# [Directions for this task]
Return all lines from the listing below in which the string "Номер" occurs.

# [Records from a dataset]
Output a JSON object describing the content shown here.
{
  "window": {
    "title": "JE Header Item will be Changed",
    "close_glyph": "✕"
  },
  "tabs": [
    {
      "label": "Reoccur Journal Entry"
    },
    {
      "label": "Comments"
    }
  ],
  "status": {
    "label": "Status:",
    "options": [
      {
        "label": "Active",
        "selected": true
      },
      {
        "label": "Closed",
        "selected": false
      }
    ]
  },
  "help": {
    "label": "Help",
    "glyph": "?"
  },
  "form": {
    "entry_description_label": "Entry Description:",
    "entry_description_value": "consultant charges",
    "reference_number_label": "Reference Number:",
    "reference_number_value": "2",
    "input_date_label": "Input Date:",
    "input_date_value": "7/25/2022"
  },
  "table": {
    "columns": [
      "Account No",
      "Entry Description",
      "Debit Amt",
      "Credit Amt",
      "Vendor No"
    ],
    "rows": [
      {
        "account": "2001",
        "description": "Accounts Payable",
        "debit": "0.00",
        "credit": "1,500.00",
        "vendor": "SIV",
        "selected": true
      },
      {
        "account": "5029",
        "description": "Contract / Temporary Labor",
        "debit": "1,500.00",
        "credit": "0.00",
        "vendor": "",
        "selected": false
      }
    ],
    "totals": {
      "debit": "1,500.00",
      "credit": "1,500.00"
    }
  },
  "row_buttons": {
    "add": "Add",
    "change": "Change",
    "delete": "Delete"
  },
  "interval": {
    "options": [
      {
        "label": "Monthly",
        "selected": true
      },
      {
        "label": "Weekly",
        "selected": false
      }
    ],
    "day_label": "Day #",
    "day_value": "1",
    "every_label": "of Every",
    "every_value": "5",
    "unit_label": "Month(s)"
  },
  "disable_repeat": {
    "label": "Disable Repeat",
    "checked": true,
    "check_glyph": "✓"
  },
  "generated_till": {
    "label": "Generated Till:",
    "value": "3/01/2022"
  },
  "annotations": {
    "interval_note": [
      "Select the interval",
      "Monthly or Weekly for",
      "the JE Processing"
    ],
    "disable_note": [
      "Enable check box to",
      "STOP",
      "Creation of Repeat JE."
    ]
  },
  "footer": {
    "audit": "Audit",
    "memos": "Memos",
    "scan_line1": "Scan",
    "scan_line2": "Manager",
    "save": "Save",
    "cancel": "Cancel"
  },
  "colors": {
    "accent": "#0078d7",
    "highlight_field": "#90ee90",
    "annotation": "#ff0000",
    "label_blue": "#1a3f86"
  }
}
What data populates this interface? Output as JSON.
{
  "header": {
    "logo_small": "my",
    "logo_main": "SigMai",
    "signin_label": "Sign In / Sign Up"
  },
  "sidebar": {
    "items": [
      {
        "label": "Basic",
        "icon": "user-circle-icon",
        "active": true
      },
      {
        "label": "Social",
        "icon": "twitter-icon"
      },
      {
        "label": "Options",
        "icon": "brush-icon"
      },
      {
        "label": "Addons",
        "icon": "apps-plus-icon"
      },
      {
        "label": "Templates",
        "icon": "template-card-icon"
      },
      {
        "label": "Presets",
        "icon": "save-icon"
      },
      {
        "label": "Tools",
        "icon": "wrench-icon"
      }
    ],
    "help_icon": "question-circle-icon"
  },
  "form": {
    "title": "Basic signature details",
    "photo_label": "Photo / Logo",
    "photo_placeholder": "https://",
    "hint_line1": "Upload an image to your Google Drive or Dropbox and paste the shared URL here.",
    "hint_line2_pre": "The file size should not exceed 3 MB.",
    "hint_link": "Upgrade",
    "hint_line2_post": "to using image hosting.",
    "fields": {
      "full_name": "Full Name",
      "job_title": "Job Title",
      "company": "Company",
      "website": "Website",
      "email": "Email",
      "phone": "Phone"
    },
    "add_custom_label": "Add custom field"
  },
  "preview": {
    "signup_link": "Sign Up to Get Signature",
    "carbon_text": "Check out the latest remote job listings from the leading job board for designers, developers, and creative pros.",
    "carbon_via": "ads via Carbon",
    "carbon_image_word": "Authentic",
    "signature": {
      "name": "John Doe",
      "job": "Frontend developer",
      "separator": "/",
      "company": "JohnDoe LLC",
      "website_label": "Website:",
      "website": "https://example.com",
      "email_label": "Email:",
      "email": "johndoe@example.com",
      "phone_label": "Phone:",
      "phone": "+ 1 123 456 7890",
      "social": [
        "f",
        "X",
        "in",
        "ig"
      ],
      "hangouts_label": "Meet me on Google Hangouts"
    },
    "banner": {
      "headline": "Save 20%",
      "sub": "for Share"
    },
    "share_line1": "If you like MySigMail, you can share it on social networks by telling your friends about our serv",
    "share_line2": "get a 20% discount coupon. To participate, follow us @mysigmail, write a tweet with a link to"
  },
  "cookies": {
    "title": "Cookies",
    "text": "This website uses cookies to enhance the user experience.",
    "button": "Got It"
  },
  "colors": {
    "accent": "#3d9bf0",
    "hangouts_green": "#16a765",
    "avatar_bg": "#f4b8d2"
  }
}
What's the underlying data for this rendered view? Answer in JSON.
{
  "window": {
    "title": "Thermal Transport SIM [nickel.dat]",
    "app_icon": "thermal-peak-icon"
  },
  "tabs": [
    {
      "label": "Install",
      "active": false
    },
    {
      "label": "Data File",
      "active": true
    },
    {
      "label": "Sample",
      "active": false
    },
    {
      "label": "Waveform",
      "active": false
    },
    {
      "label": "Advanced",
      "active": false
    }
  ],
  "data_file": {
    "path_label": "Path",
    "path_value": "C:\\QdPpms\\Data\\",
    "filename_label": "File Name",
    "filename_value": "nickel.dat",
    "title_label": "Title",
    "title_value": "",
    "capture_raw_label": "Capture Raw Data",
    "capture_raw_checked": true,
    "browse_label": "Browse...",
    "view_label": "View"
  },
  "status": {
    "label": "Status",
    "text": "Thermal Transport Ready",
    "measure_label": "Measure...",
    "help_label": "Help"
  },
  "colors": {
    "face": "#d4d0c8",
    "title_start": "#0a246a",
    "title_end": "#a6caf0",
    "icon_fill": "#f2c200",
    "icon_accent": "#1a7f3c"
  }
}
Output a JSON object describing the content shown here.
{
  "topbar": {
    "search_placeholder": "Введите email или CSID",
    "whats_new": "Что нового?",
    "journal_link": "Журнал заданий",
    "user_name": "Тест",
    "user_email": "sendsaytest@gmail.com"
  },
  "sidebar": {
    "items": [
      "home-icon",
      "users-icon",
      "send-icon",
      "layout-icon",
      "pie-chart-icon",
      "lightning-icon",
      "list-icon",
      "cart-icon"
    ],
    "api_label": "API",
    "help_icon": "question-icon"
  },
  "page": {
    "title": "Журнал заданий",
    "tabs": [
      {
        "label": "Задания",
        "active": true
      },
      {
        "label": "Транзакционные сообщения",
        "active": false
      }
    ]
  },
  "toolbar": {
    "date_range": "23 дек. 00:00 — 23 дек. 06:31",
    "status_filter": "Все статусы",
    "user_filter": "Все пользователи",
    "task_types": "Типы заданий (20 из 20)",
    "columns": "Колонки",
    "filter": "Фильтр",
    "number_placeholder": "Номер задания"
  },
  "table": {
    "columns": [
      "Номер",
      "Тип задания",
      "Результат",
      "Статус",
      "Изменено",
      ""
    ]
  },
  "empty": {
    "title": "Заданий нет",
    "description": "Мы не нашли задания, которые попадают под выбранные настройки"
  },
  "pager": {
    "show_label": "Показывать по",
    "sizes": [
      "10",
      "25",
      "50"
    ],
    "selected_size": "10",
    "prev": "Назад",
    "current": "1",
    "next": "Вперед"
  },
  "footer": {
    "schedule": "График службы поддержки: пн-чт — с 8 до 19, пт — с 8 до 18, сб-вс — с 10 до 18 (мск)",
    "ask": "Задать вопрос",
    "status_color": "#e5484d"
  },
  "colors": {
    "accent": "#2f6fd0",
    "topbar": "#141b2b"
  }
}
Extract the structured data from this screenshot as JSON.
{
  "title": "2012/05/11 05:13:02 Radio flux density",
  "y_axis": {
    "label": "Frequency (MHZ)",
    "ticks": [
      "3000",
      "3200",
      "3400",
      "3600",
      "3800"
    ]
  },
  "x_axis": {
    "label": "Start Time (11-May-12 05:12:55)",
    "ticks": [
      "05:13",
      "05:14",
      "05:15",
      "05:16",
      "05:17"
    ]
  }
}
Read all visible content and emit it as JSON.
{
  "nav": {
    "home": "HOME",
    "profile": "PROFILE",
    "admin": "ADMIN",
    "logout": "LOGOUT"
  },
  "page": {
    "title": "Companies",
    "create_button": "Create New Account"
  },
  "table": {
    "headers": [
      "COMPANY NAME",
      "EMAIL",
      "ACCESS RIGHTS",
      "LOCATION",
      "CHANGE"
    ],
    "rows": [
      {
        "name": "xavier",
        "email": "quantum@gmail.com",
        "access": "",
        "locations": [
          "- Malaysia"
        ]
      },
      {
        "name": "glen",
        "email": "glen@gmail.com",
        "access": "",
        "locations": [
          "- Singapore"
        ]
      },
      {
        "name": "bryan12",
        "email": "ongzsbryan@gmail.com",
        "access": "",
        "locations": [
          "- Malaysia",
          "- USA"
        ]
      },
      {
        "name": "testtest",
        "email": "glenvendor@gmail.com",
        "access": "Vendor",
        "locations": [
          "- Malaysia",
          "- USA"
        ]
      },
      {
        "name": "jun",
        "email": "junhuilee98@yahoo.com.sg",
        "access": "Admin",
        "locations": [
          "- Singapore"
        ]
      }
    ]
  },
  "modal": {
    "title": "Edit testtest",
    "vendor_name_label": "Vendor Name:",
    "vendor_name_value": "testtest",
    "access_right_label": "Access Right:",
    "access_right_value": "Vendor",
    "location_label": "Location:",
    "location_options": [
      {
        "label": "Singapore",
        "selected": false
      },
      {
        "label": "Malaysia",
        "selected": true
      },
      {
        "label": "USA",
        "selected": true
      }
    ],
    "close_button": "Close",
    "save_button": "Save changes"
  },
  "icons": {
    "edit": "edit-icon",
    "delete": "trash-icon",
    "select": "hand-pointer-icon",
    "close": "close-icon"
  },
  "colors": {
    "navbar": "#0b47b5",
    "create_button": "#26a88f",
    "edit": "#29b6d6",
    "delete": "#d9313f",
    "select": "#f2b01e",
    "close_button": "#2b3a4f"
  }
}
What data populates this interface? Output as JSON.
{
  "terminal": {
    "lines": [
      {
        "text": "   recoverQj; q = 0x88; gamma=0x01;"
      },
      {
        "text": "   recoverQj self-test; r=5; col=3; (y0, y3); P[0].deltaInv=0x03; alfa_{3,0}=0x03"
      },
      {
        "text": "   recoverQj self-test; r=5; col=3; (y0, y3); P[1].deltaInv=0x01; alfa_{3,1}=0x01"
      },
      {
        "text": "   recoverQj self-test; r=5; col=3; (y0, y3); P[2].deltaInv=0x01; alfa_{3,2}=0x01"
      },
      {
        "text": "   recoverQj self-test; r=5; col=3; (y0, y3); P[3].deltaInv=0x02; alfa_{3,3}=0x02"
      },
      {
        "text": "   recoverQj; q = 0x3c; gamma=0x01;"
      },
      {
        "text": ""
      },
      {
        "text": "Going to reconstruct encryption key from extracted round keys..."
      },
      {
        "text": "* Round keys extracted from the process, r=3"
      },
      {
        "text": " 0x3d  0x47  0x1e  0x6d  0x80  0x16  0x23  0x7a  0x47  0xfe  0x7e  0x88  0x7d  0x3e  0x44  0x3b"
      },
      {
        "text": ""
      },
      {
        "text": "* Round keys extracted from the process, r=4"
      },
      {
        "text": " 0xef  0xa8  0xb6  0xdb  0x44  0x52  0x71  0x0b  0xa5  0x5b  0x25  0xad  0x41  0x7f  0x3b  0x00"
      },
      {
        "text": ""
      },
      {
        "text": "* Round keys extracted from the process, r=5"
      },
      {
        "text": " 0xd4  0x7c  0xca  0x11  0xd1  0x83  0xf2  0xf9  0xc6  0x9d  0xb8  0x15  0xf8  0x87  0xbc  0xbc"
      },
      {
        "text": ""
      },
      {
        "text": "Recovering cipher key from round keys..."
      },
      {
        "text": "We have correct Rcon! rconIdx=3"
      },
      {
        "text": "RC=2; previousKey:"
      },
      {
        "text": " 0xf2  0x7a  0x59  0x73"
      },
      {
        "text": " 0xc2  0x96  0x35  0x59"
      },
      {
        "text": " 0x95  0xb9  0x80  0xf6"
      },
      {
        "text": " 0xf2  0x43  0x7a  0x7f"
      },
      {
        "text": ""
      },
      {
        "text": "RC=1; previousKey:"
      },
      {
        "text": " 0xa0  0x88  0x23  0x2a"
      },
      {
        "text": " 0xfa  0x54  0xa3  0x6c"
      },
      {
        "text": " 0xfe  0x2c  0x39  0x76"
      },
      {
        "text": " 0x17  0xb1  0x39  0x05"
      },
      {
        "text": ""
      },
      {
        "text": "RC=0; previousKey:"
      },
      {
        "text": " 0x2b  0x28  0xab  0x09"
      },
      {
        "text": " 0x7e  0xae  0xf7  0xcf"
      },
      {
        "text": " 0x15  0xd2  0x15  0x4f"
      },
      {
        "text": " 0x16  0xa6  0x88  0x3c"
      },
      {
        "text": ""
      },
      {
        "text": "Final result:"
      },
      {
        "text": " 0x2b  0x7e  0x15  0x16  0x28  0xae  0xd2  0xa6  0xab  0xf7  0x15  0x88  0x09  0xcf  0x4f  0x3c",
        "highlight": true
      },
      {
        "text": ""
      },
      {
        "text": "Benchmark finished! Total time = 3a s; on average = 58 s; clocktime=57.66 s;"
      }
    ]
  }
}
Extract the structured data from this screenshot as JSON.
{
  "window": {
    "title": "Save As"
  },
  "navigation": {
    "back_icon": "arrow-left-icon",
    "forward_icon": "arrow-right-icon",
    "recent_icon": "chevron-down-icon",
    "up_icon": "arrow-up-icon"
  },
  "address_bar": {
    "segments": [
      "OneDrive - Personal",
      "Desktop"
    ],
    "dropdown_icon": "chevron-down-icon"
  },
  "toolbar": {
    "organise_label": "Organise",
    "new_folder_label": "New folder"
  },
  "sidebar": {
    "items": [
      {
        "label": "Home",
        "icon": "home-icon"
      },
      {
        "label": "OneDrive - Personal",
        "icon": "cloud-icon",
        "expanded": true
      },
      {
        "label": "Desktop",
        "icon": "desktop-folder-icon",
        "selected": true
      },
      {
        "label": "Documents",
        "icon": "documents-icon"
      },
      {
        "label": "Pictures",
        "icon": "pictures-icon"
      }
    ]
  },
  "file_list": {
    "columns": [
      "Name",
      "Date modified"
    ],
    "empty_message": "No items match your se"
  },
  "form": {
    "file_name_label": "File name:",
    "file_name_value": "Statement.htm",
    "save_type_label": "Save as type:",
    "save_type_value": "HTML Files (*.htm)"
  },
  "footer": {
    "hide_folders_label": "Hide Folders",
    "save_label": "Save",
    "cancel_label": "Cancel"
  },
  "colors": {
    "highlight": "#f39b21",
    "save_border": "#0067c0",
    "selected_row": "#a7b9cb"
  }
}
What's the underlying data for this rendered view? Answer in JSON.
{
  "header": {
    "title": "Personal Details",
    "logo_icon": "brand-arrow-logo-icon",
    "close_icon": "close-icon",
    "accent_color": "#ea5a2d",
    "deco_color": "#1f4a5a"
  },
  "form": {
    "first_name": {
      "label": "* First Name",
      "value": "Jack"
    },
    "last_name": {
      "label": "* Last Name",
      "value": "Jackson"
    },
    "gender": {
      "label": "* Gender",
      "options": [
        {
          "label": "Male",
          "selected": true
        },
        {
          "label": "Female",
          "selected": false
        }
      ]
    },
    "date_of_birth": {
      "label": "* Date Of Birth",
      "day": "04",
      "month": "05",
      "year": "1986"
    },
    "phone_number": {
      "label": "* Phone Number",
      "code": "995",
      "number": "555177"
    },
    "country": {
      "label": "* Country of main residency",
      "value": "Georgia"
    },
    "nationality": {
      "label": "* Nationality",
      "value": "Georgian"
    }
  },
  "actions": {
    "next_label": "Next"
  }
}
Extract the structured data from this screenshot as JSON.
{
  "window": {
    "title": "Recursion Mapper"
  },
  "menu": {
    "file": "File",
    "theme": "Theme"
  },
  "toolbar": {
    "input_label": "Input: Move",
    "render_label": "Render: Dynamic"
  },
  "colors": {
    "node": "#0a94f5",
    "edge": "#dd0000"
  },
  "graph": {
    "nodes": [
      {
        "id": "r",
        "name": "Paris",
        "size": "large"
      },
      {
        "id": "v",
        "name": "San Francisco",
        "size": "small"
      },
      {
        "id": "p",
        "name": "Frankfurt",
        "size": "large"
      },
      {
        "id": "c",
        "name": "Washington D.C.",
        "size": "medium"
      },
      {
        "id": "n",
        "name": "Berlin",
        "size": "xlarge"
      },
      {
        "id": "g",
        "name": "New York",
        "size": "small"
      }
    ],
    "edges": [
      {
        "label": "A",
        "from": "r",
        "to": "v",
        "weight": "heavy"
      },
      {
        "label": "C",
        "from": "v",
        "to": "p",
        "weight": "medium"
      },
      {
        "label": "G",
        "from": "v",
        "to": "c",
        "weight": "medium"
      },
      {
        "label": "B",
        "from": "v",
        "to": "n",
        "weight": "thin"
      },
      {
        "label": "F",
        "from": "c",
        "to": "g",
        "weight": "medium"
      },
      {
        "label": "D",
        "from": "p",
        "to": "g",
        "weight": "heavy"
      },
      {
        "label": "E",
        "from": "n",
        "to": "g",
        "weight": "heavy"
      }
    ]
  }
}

# [Finished answer]
    "number_placeholder": "Номер задания"
      "Номер",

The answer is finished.